Work to complete:
Copy every line of the listing that holds the string "pattern".

Items from a dataset:
+++

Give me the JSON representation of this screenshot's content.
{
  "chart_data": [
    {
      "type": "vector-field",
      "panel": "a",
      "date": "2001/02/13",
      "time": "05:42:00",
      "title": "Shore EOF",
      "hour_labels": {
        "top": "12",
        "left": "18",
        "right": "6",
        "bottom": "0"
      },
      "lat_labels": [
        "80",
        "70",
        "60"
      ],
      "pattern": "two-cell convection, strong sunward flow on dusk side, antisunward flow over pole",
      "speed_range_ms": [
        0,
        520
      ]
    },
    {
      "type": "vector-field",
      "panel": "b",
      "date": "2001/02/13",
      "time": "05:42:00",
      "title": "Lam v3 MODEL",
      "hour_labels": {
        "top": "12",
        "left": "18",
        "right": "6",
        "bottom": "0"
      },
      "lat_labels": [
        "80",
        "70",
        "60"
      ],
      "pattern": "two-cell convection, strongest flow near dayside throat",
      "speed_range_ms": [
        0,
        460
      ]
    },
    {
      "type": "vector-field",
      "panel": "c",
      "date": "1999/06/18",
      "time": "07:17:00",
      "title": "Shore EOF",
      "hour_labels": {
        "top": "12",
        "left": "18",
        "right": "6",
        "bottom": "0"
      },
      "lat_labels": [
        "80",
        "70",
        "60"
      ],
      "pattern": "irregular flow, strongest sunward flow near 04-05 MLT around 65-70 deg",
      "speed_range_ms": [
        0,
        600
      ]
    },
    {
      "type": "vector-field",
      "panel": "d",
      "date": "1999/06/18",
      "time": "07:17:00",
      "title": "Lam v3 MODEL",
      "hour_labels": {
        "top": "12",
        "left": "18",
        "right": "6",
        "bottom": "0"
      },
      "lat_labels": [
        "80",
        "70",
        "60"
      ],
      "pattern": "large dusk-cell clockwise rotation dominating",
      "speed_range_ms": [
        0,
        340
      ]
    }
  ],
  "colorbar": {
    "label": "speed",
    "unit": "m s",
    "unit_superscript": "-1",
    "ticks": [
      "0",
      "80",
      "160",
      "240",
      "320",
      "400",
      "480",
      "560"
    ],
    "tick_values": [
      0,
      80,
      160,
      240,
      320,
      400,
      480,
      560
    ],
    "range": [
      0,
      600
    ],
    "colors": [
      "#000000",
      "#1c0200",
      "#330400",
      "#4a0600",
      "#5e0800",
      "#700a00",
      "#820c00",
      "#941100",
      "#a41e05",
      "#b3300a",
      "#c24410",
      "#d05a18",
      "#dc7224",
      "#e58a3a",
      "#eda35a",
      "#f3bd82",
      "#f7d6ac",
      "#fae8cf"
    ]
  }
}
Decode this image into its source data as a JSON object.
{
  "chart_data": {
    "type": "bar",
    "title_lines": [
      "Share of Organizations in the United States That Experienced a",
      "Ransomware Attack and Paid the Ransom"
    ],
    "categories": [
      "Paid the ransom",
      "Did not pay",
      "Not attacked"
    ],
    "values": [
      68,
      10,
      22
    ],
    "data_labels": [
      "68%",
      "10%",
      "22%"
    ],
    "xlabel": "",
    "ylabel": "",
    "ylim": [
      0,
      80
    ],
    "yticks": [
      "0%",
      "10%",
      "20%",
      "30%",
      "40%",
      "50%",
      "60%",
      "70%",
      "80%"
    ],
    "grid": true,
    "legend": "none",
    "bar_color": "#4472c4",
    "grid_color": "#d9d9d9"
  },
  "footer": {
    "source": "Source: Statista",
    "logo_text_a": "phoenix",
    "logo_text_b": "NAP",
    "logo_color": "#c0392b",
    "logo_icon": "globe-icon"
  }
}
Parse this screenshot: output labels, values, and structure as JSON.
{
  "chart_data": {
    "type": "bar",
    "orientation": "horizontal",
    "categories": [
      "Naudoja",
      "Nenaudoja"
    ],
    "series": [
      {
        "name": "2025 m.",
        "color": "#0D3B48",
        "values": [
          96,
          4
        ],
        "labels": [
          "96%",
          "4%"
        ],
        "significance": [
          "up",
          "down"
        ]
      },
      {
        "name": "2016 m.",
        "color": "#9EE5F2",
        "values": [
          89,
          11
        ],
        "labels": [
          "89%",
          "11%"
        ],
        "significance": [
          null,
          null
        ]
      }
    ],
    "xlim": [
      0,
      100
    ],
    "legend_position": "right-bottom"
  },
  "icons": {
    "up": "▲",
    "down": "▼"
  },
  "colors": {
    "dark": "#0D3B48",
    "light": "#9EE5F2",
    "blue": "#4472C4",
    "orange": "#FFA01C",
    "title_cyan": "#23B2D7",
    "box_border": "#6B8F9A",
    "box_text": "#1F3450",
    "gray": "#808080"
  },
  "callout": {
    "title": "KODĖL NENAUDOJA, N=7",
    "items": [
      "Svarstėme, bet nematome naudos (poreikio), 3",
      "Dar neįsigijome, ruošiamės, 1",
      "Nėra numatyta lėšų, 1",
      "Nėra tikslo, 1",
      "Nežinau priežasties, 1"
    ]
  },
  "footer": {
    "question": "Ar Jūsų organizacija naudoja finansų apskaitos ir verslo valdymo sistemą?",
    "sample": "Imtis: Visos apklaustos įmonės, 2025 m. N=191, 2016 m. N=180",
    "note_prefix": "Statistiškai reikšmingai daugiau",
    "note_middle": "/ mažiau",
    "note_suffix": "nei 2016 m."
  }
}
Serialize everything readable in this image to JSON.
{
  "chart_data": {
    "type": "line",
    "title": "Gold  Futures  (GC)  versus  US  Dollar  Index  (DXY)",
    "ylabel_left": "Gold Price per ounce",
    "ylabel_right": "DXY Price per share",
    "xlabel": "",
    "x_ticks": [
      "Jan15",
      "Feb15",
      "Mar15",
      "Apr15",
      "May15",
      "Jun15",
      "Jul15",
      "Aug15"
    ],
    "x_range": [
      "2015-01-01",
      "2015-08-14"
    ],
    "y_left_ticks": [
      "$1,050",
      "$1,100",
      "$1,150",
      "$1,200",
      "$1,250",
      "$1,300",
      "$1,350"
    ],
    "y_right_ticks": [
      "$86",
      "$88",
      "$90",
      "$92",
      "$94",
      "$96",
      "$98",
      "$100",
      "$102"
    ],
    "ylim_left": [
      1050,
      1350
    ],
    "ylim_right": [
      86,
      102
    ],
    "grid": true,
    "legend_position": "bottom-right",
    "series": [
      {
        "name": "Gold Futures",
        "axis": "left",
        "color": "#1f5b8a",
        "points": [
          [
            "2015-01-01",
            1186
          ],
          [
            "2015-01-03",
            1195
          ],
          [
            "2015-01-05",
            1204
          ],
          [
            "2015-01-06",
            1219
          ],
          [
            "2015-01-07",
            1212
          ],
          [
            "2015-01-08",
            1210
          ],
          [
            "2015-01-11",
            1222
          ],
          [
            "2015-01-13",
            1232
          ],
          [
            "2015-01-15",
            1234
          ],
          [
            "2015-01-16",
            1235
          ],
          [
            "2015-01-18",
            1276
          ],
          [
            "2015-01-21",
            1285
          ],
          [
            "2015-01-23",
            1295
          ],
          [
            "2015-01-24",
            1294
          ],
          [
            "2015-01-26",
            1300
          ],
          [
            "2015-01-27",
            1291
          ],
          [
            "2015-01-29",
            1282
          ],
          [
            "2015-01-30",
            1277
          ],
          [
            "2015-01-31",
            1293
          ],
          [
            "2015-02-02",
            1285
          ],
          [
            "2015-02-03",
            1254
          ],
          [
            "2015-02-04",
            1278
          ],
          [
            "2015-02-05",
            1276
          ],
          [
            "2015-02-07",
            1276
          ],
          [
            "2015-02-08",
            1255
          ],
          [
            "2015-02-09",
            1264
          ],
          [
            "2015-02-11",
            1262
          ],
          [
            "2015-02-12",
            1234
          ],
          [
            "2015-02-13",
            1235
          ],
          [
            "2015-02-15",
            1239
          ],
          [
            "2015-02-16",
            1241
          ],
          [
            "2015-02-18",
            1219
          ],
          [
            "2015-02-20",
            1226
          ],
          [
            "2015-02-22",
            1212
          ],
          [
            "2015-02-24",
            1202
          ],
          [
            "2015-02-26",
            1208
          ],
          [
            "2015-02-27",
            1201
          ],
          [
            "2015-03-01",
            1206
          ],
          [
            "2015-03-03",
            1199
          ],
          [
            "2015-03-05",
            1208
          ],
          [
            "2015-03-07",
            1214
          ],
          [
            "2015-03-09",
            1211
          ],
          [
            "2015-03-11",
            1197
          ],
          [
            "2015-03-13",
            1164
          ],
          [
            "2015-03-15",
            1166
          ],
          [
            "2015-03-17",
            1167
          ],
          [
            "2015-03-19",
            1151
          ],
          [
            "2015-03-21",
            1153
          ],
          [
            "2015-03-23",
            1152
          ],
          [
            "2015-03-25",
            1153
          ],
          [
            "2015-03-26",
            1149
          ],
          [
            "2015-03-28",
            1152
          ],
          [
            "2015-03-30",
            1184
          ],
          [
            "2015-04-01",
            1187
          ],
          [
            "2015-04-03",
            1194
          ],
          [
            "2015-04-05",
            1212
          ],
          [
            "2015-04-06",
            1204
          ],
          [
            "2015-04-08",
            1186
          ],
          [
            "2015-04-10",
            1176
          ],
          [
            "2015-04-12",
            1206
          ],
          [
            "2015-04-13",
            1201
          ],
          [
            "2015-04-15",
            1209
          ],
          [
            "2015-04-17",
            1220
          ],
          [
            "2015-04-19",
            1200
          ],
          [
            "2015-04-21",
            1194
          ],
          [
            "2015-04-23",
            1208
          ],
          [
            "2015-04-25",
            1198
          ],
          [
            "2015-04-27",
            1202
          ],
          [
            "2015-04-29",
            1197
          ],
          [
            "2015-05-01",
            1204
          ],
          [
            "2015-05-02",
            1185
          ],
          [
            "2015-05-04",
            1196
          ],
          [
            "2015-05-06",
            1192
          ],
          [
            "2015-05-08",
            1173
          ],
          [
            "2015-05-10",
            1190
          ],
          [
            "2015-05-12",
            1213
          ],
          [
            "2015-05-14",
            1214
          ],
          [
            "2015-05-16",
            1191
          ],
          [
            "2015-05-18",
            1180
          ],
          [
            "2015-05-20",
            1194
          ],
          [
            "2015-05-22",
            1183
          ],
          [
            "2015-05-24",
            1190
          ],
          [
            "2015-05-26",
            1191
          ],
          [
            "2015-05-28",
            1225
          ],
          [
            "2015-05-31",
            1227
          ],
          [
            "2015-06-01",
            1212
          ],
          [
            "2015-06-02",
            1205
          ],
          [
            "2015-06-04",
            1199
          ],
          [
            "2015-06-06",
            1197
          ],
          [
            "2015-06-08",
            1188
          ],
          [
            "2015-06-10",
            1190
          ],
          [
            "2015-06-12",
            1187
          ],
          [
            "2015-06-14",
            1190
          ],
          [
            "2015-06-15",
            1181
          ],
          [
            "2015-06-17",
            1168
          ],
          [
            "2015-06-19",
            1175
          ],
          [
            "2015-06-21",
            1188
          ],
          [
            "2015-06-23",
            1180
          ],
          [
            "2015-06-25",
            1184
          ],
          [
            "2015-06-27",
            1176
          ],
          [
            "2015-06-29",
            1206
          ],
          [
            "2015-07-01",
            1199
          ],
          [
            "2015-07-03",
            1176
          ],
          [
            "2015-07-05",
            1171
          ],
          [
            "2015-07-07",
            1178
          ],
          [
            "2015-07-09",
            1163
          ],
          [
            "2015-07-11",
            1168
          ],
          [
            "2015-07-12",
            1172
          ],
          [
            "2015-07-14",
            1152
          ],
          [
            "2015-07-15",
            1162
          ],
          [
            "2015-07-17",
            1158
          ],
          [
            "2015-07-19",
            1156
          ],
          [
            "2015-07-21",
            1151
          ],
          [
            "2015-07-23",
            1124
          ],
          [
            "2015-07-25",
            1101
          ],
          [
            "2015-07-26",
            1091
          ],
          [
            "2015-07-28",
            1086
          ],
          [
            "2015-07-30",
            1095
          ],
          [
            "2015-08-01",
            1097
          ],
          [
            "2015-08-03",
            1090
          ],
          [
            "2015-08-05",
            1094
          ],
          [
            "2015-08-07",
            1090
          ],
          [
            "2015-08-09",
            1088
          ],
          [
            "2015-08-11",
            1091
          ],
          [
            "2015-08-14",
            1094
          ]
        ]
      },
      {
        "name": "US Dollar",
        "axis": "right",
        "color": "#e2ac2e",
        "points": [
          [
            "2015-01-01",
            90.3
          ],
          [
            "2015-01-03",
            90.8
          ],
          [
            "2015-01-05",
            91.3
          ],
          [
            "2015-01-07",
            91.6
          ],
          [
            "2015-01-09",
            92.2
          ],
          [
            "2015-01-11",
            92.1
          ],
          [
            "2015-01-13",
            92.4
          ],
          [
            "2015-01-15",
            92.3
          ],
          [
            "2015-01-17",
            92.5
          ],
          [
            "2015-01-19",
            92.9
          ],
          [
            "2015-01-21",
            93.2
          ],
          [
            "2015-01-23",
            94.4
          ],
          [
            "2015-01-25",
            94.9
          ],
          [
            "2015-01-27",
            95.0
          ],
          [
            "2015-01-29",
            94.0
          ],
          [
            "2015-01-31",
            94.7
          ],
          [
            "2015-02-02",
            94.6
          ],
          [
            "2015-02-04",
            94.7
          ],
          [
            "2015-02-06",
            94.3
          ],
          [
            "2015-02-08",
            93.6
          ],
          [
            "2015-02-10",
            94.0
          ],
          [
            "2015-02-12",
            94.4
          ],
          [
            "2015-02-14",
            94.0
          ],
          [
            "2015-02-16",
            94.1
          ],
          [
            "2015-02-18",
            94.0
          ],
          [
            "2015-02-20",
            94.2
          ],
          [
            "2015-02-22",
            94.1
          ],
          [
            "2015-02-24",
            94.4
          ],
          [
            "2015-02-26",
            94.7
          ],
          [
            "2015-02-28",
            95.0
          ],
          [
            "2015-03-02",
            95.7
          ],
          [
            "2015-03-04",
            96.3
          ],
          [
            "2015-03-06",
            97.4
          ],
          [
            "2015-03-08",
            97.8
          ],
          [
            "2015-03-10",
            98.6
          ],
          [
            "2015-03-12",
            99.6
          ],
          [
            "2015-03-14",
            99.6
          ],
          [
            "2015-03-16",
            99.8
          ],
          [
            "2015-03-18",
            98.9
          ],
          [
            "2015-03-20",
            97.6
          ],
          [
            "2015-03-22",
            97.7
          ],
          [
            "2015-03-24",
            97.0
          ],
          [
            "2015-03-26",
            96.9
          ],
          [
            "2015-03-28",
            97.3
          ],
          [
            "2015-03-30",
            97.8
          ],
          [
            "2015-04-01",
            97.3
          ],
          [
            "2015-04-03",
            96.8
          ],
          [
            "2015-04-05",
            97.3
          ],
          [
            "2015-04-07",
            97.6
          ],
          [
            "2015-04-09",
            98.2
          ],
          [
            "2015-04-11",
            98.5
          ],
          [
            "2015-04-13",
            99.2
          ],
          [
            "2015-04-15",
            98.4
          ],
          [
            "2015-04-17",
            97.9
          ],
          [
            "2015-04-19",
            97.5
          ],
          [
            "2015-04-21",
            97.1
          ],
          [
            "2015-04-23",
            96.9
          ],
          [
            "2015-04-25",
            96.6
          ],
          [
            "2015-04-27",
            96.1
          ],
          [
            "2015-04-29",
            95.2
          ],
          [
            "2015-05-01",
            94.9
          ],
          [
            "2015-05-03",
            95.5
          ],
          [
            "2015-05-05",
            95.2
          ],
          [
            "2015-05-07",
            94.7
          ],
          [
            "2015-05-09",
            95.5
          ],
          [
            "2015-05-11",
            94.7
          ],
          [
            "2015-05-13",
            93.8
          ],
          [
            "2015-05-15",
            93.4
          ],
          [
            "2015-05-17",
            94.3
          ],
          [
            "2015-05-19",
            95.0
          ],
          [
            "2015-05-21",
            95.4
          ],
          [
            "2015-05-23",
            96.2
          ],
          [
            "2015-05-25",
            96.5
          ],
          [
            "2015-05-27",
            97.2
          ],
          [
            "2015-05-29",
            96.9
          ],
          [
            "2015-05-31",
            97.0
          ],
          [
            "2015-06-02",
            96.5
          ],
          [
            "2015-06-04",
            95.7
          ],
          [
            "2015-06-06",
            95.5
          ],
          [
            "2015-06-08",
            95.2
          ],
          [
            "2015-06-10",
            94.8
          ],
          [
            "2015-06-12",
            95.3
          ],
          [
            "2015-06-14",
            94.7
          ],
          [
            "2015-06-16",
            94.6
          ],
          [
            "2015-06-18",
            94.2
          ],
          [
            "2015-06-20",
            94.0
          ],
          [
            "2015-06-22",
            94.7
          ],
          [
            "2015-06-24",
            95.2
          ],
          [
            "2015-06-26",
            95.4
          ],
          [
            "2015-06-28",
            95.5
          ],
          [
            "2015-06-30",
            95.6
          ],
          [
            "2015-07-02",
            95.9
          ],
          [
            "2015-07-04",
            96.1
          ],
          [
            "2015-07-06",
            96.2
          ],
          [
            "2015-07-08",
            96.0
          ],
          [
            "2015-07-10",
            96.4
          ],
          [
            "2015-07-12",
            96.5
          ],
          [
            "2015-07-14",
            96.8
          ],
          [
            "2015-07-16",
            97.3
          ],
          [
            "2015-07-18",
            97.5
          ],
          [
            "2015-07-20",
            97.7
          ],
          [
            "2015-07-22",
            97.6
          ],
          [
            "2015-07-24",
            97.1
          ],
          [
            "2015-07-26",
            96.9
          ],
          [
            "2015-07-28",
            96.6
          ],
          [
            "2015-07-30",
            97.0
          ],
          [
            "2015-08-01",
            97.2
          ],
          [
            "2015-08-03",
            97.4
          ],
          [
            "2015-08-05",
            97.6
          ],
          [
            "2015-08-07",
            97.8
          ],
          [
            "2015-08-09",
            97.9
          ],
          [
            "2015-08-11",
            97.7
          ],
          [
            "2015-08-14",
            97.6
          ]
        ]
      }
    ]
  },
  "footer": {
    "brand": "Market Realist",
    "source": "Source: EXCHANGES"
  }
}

+++

Task result:
      "pattern": "two-cell convection, strong sunward flow on dusk side, antisunward flow over pole",
      "pattern": "two-cell convection, strongest flow near dayside throat",
      "pattern": "irregular flow, strongest sunward flow near 04-05 MLT around 65-70 deg",
      "pattern": "large dusk-cell clockwise rotation dominating",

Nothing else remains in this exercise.